━━━━━ Dataset excerpts ━━━━━

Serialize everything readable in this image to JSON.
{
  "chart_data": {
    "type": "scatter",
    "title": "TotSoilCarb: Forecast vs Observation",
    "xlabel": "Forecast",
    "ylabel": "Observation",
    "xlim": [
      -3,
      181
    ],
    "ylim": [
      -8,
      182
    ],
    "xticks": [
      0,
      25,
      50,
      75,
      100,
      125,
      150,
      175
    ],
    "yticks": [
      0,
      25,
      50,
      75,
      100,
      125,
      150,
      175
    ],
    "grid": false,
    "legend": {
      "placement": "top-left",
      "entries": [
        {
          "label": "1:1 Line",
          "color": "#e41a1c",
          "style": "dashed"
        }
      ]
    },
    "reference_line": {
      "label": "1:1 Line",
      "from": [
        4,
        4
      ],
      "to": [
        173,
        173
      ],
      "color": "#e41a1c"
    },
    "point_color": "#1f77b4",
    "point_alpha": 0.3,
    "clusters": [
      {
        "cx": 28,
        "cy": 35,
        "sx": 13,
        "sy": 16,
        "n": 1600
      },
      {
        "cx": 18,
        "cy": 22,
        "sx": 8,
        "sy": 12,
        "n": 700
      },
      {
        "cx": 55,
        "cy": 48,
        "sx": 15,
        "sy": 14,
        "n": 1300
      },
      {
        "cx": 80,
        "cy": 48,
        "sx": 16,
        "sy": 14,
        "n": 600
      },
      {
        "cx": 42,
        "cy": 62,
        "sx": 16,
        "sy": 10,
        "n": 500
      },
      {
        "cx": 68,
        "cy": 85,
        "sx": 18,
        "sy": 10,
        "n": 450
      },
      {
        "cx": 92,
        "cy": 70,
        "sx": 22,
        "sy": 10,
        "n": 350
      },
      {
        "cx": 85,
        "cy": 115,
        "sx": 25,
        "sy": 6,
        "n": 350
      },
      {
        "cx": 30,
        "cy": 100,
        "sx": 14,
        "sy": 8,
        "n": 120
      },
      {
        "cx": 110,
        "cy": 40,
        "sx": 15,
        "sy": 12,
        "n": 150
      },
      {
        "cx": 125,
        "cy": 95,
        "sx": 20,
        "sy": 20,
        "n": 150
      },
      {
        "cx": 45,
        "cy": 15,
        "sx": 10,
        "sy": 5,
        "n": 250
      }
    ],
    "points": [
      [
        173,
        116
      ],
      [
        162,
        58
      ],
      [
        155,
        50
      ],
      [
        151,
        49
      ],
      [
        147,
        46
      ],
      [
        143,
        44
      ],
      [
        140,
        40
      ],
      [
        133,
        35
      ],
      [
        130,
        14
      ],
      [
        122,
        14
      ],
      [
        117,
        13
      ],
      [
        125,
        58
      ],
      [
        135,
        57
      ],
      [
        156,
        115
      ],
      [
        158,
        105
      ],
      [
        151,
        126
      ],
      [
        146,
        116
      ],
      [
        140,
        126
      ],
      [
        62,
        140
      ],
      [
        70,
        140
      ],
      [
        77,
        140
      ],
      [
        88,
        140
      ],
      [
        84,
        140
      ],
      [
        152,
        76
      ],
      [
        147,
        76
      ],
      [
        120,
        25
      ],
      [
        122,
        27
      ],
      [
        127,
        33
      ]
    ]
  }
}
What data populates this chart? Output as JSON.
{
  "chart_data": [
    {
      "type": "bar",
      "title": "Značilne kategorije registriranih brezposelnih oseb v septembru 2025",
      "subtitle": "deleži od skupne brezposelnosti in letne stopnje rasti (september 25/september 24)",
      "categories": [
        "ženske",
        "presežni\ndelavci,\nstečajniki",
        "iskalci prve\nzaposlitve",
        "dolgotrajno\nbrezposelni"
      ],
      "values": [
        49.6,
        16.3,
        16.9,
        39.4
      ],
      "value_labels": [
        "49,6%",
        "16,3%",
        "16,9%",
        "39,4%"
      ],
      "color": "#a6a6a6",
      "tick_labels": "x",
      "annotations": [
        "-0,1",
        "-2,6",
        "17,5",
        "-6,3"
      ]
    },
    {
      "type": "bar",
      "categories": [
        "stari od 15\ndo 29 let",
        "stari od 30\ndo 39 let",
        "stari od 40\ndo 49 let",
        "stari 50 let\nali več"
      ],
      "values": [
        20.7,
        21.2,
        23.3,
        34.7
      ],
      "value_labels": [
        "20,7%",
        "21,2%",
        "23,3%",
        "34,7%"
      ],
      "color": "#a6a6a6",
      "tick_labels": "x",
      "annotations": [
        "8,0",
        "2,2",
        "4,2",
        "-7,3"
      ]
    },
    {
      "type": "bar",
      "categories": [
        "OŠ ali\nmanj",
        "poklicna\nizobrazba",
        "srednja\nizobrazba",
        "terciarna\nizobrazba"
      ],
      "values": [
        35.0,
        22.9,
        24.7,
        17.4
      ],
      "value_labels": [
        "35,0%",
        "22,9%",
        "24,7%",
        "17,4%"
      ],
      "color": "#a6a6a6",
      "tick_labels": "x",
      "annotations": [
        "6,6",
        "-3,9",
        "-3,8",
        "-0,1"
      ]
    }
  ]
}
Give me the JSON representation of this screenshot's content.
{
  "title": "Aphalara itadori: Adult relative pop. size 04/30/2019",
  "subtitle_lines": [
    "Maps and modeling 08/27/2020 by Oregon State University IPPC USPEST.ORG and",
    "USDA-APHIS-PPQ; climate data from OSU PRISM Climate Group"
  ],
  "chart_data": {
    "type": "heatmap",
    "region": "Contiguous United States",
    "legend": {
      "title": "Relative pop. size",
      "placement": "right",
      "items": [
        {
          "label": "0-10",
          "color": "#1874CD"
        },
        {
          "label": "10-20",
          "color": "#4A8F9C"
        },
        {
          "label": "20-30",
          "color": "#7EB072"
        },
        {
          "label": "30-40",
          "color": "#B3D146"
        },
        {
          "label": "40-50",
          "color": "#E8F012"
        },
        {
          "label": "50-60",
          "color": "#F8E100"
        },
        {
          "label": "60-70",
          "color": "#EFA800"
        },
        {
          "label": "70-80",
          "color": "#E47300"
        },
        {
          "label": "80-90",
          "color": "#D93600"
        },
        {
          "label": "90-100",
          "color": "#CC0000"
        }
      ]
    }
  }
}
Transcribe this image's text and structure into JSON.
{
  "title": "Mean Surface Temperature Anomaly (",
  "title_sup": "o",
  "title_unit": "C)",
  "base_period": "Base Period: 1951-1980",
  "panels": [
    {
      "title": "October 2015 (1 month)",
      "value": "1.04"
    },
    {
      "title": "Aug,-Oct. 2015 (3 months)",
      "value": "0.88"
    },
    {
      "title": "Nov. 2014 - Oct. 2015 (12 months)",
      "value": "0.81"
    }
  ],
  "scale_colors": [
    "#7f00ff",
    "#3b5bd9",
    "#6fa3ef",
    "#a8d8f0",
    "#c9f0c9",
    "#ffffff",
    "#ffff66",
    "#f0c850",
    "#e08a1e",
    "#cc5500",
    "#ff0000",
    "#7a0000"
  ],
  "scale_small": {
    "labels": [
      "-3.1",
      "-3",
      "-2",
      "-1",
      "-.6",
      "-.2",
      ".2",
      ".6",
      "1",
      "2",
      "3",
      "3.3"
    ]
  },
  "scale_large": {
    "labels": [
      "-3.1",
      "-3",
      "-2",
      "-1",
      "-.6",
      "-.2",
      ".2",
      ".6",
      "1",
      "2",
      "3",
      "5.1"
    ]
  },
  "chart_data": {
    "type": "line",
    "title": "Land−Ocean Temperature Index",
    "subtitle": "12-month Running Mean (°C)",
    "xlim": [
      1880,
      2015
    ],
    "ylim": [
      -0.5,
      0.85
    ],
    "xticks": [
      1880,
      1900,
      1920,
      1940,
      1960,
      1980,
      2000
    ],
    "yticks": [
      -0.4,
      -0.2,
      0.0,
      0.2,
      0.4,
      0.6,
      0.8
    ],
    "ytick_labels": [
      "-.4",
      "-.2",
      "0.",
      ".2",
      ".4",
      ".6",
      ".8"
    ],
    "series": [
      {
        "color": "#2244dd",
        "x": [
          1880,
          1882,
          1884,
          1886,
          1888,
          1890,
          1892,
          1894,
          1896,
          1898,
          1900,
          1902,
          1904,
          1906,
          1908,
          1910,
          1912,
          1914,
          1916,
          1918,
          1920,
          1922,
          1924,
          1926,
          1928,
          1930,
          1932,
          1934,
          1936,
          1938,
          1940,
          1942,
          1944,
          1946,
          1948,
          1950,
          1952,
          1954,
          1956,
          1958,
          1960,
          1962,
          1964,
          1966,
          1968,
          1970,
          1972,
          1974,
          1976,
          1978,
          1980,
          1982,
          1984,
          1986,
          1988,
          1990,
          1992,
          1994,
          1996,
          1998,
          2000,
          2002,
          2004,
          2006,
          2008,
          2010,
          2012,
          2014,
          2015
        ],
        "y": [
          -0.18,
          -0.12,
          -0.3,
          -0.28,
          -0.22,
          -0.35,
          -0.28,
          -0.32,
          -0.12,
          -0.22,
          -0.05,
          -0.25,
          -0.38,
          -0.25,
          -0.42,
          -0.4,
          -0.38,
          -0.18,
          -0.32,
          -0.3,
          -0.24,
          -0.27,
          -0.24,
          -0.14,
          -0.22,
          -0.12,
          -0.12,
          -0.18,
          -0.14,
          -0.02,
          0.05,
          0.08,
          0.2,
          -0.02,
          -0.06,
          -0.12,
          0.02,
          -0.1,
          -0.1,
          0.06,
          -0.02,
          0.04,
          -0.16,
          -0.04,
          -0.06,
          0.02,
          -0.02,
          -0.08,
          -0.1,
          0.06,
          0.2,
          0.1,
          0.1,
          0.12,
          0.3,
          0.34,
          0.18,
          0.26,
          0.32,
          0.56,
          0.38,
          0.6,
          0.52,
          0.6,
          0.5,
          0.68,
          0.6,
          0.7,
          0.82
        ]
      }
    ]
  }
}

━━━━━

### Exercise details
From the listing above, pick out each line where the word "this" appears.

### Exercise response
Serialize everything readable in this image to JSON.
What data populates this chart? Output as JSON.
Give me the JSON representation of this screenshot's content.
Transcribe this image's text and structure into JSON.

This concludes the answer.